_Текст_
========

Я смотрел на него и думал: чем выше восходит человек к вершине своего умственного и духовного совершенства, чем шире развивает он свой разум и свои умственные горизонты, тем ясней он видит всю необъятность внешнего мира и трудную достижимость своей последней цели — абсолютного знания, общей и единой безусловной истины. И тогда иной падает духом. Иной задумывается. Иной начинает с того дня видеть столько, сколько видит, не рискуя даже и думать отныне о строгой, требующей подвига жизни истине. Другой смущается, боясь натолкнуться на такое, что уведет его в сторону и о чем не имел понятия прежде. И только настоящий боец видит истину такой, какая она есть. Светит истиной человек, поднявшийся на вершину знаний!
И не Европа ошеломила меня и заставила молчать! В конце концов, что мне эта бесстрастная и бездонная опрятность отелей, это адское безразличие улицы к вашему существованию? Я смотрел на Алексея Максимовича со скрытым восхищением. И опять, как много лет назад, когда в типографии Кочешева я получил от него письмо, мне хотелось написать для него, а значит, и для всех, кто воплощает в себе настоящего человека-борца, написать огромное, нестерпимо жгучее, широкое и страстное. Все это едва ли можно здесь задумать, и писать вряд ли удастся… И хотя мне не хотелось огорчать его, все же я сказал, что писать подожду.
— Может быть, вам свое почитать, новое? Вам понравится или не понравится, — вы что-то сделаете. Написал я продолжение «Егора Булычова»: «Достигаев и другие». Хотите, прочту? А потом, когда вы напишете, прочтете. Вы меня будете бранить, а я вас. Сорренто и наполнится российским гулом!
Читал он, в особенности когда было мало слушателей, так, что леденящий, сухой трепет восторга наполнял все суставы. Он мало выделял интонациями отдельных персонажей, чуть менял голос, но в его медленном чтении, понурой голове с косматыми усами, в каждой фразе, которую он как бы подавал вам руками, во всем этом громадном движении мыслей, которые величаво лились на вас с этих страниц, чувствовалось орлиное паренье, чувствовался непокорный и кипящий подъем все вверх и вверх. Вы не успели оглянуться, как уже — на вершине, и сердце ваше при виде всей этой необъятной необозримости замирает, и вас охватывает такая чудесная зависть, такое бурное и бунтующее чувство счастья, что жизнь кажется молнией…
Окончив чтение, он снял черепаховые очки, посмотрел на нас исподлобья и сказал несколько сконфуженно:
— Что же молчите? Давайте браниться.

========

_Данные_
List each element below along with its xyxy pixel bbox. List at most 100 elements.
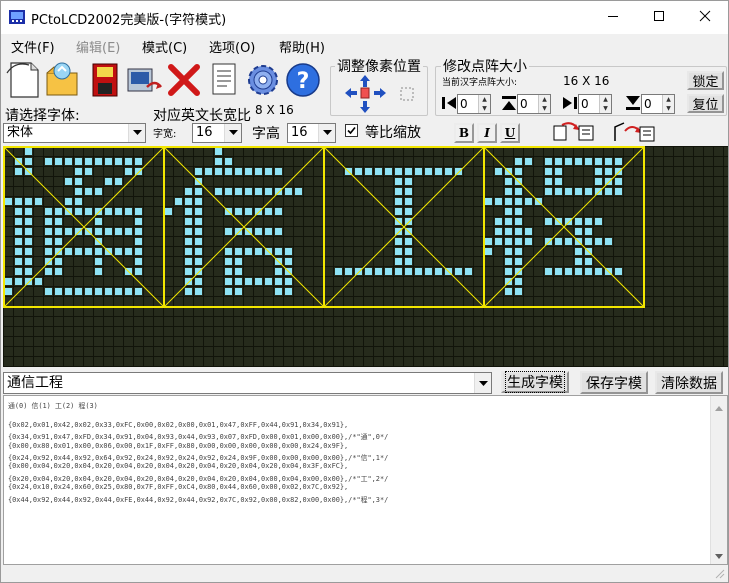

========

_Задание 1_
Какое продолжение «Егора Булычова» написал Алексей Максимович, согласно тексту?
_Задание 2_
Верните без изменений отрывок текста от слов "И не Европа" до слов "что писать подожду.".
Данные здесь не понадобятся.

_Ответ 1_
«Достигаев и другие».

_Ответ 2_
И не Европа ошеломила меня и заставила молчать! В конце концов, что мне эта бесстрастная и бездонная опрятность отелей, это адское безразличие улицы к вашему существованию? Я смотрел на Алексея Максимовича со скрытым восхищением. И опять, как много лет назад, когда в типографии Кочешева я получил от него письмо, мне хотелось написать для него, а значит, и для всех, кто воплощает в себе настоящего человека-борца, написать огромное, нестерпимо жгучее, широкое и страстное. Все это едва ли можно здесь задумать, и писать вряд ли удастся… И хотя мне не хотелось огорчать его, все же я сказал, что писать подожду.